═══ Items
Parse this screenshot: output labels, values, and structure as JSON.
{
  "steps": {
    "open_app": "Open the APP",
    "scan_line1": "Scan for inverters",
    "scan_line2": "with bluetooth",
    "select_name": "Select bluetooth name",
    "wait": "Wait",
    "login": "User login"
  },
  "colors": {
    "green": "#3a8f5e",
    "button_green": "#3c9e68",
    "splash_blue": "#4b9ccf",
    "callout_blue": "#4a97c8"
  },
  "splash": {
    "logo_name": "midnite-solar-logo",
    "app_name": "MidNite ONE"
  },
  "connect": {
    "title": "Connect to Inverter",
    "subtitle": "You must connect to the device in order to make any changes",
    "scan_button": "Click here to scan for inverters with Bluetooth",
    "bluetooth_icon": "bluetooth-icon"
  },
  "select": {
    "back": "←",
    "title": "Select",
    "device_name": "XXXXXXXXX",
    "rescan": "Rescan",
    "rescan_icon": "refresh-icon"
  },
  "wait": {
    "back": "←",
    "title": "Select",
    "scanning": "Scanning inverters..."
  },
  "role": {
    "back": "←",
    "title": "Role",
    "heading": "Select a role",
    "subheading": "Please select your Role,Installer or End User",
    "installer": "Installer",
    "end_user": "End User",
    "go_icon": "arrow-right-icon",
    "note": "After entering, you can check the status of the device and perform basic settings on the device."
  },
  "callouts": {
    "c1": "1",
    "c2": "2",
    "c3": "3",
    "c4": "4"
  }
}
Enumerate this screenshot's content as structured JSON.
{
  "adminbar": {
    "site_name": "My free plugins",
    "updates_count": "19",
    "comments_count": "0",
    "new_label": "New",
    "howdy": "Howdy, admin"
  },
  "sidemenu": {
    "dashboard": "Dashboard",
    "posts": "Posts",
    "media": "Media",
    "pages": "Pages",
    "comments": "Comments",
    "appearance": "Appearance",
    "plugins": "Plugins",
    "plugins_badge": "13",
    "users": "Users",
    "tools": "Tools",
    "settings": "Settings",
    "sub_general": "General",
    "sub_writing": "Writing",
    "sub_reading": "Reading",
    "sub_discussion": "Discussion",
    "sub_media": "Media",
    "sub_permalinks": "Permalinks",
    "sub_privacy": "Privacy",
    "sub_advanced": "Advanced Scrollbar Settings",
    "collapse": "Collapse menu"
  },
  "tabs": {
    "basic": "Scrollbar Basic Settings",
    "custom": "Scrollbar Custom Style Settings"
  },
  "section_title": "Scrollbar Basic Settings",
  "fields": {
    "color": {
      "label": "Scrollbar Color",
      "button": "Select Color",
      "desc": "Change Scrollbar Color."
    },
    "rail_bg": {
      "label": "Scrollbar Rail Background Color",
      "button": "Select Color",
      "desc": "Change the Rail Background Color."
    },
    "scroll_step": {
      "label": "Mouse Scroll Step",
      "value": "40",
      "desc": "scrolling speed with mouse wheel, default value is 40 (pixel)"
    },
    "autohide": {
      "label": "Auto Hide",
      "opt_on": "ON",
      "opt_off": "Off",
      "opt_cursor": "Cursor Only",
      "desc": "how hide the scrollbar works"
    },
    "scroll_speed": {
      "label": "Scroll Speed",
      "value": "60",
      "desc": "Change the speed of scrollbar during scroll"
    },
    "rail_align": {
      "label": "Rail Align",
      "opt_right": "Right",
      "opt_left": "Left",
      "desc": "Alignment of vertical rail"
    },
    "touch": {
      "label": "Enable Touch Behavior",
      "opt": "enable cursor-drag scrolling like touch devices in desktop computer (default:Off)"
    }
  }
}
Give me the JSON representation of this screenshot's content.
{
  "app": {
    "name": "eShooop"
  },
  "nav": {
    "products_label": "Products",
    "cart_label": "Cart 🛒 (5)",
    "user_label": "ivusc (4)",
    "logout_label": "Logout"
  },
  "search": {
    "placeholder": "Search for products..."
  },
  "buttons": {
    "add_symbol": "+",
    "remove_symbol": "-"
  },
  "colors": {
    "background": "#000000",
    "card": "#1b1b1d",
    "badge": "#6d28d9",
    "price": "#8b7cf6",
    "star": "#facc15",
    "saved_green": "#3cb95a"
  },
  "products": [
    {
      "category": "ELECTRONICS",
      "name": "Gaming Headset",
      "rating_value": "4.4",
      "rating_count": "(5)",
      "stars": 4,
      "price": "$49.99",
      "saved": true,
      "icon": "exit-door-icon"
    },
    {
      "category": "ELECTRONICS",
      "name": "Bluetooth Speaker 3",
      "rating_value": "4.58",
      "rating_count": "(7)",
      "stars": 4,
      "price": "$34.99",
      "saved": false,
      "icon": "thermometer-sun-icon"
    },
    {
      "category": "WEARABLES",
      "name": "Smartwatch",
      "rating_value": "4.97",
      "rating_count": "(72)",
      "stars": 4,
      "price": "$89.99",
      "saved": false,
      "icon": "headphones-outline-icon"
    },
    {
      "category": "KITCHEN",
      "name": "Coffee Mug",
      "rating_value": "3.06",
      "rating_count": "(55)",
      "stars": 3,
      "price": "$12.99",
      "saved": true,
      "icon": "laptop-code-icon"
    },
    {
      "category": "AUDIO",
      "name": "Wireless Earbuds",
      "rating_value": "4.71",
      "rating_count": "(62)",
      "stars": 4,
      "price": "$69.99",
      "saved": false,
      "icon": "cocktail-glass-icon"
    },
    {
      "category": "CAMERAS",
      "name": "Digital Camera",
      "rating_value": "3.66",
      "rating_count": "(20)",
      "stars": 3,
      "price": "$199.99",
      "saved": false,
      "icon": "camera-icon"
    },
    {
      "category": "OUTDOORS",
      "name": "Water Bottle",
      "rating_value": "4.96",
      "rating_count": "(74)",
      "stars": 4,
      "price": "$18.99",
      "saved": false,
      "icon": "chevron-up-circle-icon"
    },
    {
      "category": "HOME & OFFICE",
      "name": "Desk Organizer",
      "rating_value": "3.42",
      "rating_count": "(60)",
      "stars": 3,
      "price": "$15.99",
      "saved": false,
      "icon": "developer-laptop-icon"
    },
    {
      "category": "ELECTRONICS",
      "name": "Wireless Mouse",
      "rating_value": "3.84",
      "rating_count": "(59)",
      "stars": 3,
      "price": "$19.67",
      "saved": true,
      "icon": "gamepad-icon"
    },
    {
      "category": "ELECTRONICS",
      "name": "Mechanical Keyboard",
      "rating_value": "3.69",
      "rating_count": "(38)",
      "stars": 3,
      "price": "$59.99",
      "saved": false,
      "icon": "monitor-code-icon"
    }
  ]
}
══════
Stated goal » The entries above must be returned exactly.

Output »
Parse this screenshot: output labels, values, and structure as JSON.
{
  "steps": {
    "open_app": "Open the APP",
    "scan_line1": "Scan for inverters",
    "scan_line2": "with bluetooth",
    "select_name": "Select bluetooth name",
    "wait": "Wait",
    "login": "User login"
  },
  "colors": {
    "green": "#3a8f5e",
    "button_green": "#3c9e68",
    "splash_blue": "#4b9ccf",
    "callout_blue": "#4a97c8"
  },
  "splash": {
    "logo_name": "midnite-solar-logo",
    "app_name": "MidNite ONE"
  },
  "connect": {
    "title": "Connect to Inverter",
    "subtitle": "You must connect to the device in order to make any changes",
    "scan_button": "Click here to scan for inverters with Bluetooth",
    "bluetooth_icon": "bluetooth-icon"
  },
  "select": {
    "back": "←",
    "title": "Select",
    "device_name": "XXXXXXXXX",
    "rescan": "Rescan",
    "rescan_icon": "refresh-icon"
  },
  "wait": {
    "back": "←",
    "title": "Select",
    "scanning": "Scanning inverters..."
  },
  "role": {
    "back": "←",
    "title": "Role",
    "heading": "Select a role",
    "subheading": "Please select your Role,Installer or End User",
    "installer": "Installer",
    "end_user": "End User",
    "go_icon": "arrow-right-icon",
    "note": "After entering, you can check the status of the device and perform basic settings on the device."
  },
  "callouts": {
    "c1": "1",
    "c2": "2",
    "c3": "3",
    "c4": "4"
  }
}
Enumerate this screenshot's content as structured JSON.
{
  "adminbar": {
    "site_name": "My free plugins",
    "updates_count": "19",
    "comments_count": "0",
    "new_label": "New",
    "howdy": "Howdy, admin"
  },
  "sidemenu": {
    "dashboard": "Dashboard",
    "posts": "Posts",
    "media": "Media",
    "pages": "Pages",
    "comments": "Comments",
    "appearance": "Appearance",
    "plugins": "Plugins",
    "plugins_badge": "13",
    "users": "Users",
    "tools": "Tools",
    "settings": "Settings",
    "sub_general": "General",
    "sub_writing": "Writing",
    "sub_reading": "Reading",
    "sub_discussion": "Discussion",
    "sub_media": "Media",
    "sub_permalinks": "Permalinks",
    "sub_privacy": "Privacy",
    "sub_advanced": "Advanced Scrollbar Settings",
    "collapse": "Collapse menu"
  },
  "tabs": {
    "basic": "Scrollbar Basic Settings",
    "custom": "Scrollbar Custom Style Settings"
  },
  "section_title": "Scrollbar Basic Settings",
  "fields": {
    "color": {
      "label": "Scrollbar Color",
      "button": "Select Color",
      "desc": "Change Scrollbar Color."
    },
    "rail_bg": {
      "label": "Scrollbar Rail Background Color",
      "button": "Select Color",
      "desc": "Change the Rail Background Color."
    },
    "scroll_step": {
      "label": "Mouse Scroll Step",
      "value": "40",
      "desc": "scrolling speed with mouse wheel, default value is 40 (pixel)"
    },
    "autohide": {
      "label": "Auto Hide",
      "opt_on": "ON",
      "opt_off": "Off",
      "opt_cursor": "Cursor Only",
      "desc": "how hide the scrollbar works"
    },
    "scroll_speed": {
      "label": "Scroll Speed",
      "value": "60",
      "desc": "Change the speed of scrollbar during scroll"
    },
    "rail_align": {
      "label": "Rail Align",
      "opt_right": "Right",
      "opt_left": "Left",
      "desc": "Alignment of vertical rail"
    },
    "touch": {
      "label": "Enable Touch Behavior",
      "opt": "enable cursor-drag scrolling like touch devices in desktop computer (default:Off)"
    }
  }
}
Give me the JSON representation of this screenshot's content.
{
  "app": {
    "name": "eShooop"
  },
  "nav": {
    "products_label": "Products",
    "cart_label": "Cart 🛒 (5)",
    "user_label": "ivusc (4)",
    "logout_label": "Logout"
  },
  "search": {
    "placeholder": "Search for products..."
  },
  "buttons": {
    "add_symbol": "+",
    "remove_symbol": "-"
  },
  "colors": {
    "background": "#000000",
    "card": "#1b1b1d",
    "badge": "#6d28d9",
    "price": "#8b7cf6",
    "star": "#facc15",
    "saved_green": "#3cb95a"
  },
  "products": [
    {
      "category": "ELECTRONICS",
      "name": "Gaming Headset",
      "rating_value": "4.4",
      "rating_count": "(5)",
      "stars": 4,
      "price": "$49.99",
      "saved": true,
      "icon": "exit-door-icon"
    },
    {
      "category": "ELECTRONICS",
      "name": "Bluetooth Speaker 3",
      "rating_value": "4.58",
      "rating_count": "(7)",
      "stars": 4,
      "price": "$34.99",
      "saved": false,
      "icon": "thermometer-sun-icon"
    },
    {
      "category": "WEARABLES",
      "name": "Smartwatch",
      "rating_value": "4.97",
      "rating_count": "(72)",
      "stars": 4,
      "price": "$89.99",
      "saved": false,
      "icon": "headphones-outline-icon"
    },
    {
      "category": "KITCHEN",
      "name": "Coffee Mug",
      "rating_value": "3.06",
      "rating_count": "(55)",
      "stars": 3,
      "price": "$12.99",
      "saved": true,
      "icon": "laptop-code-icon"
    },
    {
      "category": "AUDIO",
      "name": "Wireless Earbuds",
      "rating_value": "4.71",
      "rating_count": "(62)",
      "stars": 4,
      "price": "$69.99",
      "saved": false,
      "icon": "cocktail-glass-icon"
    },
    {
      "category": "CAMERAS",
      "name": "Digital Camera",
      "rating_value": "3.66",
      "rating_count": "(20)",
      "stars": 3,
      "price": "$199.99",
      "saved": false,
      "icon": "camera-icon"
    },
    {
      "category": "OUTDOORS",
      "name": "Water Bottle",
      "rating_value": "4.96",
      "rating_count": "(74)",
      "stars": 4,
      "price": "$18.99",
      "saved": false,
      "icon": "chevron-up-circle-icon"
    },
    {
      "category": "HOME & OFFICE",
      "name": "Desk Organizer",
      "rating_value": "3.42",
      "rating_count": "(60)",
      "stars": 3,
      "price": "$15.99",
      "saved": false,
      "icon": "developer-laptop-icon"
    },
    {
      "category": "ELECTRONICS",
      "name": "Wireless Mouse",
      "rating_value": "3.84",
      "rating_count": "(59)",
      "stars": 3,
      "price": "$19.67",
      "saved": true,
      "icon": "gamepad-icon"
    },
    {
      "category": "ELECTRONICS",
      "name": "Mechanical Keyboard",
      "rating_value": "3.69",
      "rating_count": "(38)",
      "stars": 3,
      "price": "$59.99",
      "saved": false,
      "icon": "monitor-code-icon"
    }
  ]
}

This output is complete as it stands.